## BEGIN
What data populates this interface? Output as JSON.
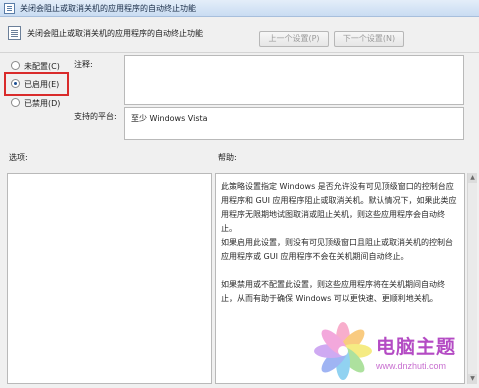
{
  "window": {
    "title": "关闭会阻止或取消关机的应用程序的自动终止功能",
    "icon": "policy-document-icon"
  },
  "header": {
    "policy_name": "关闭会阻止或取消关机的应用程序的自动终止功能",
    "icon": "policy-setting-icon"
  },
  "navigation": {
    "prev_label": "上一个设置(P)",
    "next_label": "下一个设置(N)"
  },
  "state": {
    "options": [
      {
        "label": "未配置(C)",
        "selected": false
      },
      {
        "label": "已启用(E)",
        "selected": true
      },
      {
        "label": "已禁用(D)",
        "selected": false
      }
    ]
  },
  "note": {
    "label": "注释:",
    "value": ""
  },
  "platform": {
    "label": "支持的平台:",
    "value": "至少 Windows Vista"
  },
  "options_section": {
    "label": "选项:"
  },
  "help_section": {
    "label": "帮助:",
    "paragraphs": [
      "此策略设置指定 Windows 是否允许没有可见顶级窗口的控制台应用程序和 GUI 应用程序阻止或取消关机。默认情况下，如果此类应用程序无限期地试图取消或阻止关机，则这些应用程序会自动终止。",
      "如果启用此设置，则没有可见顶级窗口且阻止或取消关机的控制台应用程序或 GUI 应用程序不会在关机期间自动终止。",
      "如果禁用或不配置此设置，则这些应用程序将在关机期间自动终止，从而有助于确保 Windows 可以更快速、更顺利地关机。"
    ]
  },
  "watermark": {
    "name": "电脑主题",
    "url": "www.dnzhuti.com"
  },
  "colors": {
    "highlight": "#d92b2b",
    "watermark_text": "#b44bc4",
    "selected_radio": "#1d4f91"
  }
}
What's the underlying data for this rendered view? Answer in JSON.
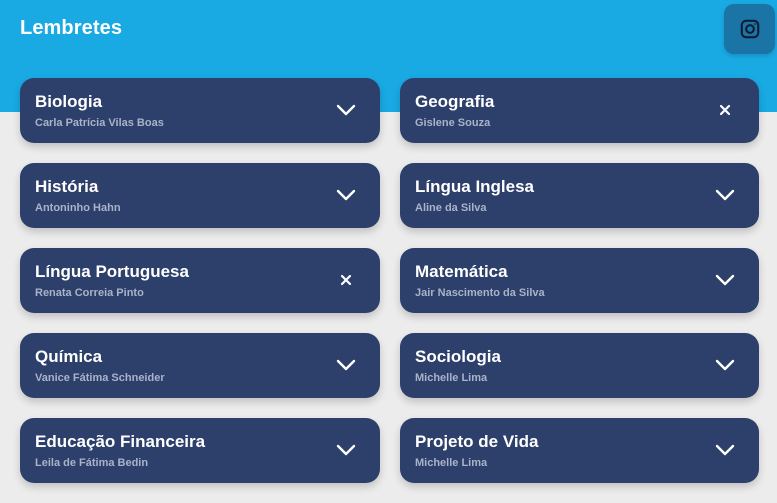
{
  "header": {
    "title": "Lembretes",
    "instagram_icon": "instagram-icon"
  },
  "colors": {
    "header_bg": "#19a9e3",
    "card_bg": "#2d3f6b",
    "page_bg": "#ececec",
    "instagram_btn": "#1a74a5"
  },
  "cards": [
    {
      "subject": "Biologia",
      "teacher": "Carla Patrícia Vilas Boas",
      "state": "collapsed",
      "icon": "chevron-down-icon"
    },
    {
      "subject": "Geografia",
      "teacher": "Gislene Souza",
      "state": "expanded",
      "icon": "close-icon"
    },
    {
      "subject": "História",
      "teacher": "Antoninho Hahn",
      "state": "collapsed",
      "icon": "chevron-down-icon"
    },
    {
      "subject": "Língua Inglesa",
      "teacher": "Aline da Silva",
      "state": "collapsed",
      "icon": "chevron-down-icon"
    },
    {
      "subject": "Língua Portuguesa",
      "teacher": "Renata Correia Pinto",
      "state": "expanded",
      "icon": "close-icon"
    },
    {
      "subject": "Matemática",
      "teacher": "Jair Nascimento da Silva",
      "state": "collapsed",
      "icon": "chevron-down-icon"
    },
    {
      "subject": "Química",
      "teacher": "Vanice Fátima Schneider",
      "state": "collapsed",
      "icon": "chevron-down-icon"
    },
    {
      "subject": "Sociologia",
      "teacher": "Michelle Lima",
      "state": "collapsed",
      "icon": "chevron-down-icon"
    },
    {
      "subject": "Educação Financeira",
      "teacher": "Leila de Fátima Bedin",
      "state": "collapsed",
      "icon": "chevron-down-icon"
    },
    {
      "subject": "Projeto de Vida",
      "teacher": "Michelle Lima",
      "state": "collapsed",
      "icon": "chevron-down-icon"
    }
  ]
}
## END
- **TASK DESCRIPTION**
Extract all the data above exactly, excluding every picture.

- **EXERCISE RESULT**
What data populates this interface? Output as JSON.
{
  "window": {
    "title": "关闭会阻止或取消关机的应用程序的自动终止功能",
    "icon": "policy-document-icon"
  },
  "header": {
    "policy_name": "关闭会阻止或取消关机的应用程序的自动终止功能",
    "icon": "policy-setting-icon"
  },
  "navigation": {
    "prev_label": "上一个设置(P)",
    "next_label": "下一个设置(N)"
  },
  "state": {
    "options": [
      {
        "label": "未配置(C)",
        "selected": false
      },
      {
        "label": "已启用(E)",
        "selected": true
      },
      {
        "label": "已禁用(D)",
        "selected": false
      }
    ]
  },
  "note": {
    "label": "注释:",
    "value": ""
  },
  "platform": {
    "label": "支持的平台:",
    "value": "至少 Windows Vista"
  },
  "options_section": {
    "label": "选项:"
  },
  "help_section": {
    "label": "帮助:",
    "paragraphs": [
      "此策略设置指定 Windows 是否允许没有可见顶级窗口的控制台应用程序和 GUI 应用程序阻止或取消关机。默认情况下，如果此类应用程序无限期地试图取消或阻止关机，则这些应用程序会自动终止。",
      "如果启用此设置，则没有可见顶级窗口且阻止或取消关机的控制台应用程序或 GUI 应用程序不会在关机期间自动终止。",
      "如果禁用或不配置此设置，则这些应用程序将在关机期间自动终止，从而有助于确保 Windows 可以更快速、更顺利地关机。"
    ]
  },
  "watermark": {
    "name": "电脑主题",
    "url": "www.dnzhuti.com"
  },
  "colors": {
    "highlight": "#d92b2b",
    "watermark_text": "#b44bc4",
    "selected_radio": "#1d4f91"
  }
}
What's the underlying data for this rendered view? Answer in JSON.
{
  "header": {
    "title": "Lembretes",
    "instagram_icon": "instagram-icon"
  },
  "colors": {
    "header_bg": "#19a9e3",
    "card_bg": "#2d3f6b",
    "page_bg": "#ececec",
    "instagram_btn": "#1a74a5"
  },
  "cards": [
    {
      "subject": "Biologia",
      "teacher": "Carla Patrícia Vilas Boas",
      "state": "collapsed",
      "icon": "chevron-down-icon"
    },
    {
      "subject": "Geografia",
      "teacher": "Gislene Souza",
      "state": "expanded",
      "icon": "close-icon"
    },
    {
      "subject": "História",
      "teacher": "Antoninho Hahn",
      "state": "collapsed",
      "icon": "chevron-down-icon"
    },
    {
      "subject": "Língua Inglesa",
      "teacher": "Aline da Silva",
      "state": "collapsed",
      "icon": "chevron-down-icon"
    },
    {
      "subject": "Língua Portuguesa",
      "teacher": "Renata Correia Pinto",
      "state": "expanded",
      "icon": "close-icon"
    },
    {
      "subject": "Matemática",
      "teacher": "Jair Nascimento da Silva",
      "state": "collapsed",
      "icon": "chevron-down-icon"
    },
    {
      "subject": "Química",
      "teacher": "Vanice Fátima Schneider",
      "state": "collapsed",
      "icon": "chevron-down-icon"
    },
    {
      "subject": "Sociologia",
      "teacher": "Michelle Lima",
      "state": "collapsed",
      "icon": "chevron-down-icon"
    },
    {
      "subject": "Educação Financeira",
      "teacher": "Leila de Fátima Bedin",
      "state": "collapsed",
      "icon": "chevron-down-icon"
    },
    {
      "subject": "Projeto de Vida",
      "teacher": "Michelle Lima",
      "state": "collapsed",
      "icon": "chevron-down-icon"
    }
  ]
}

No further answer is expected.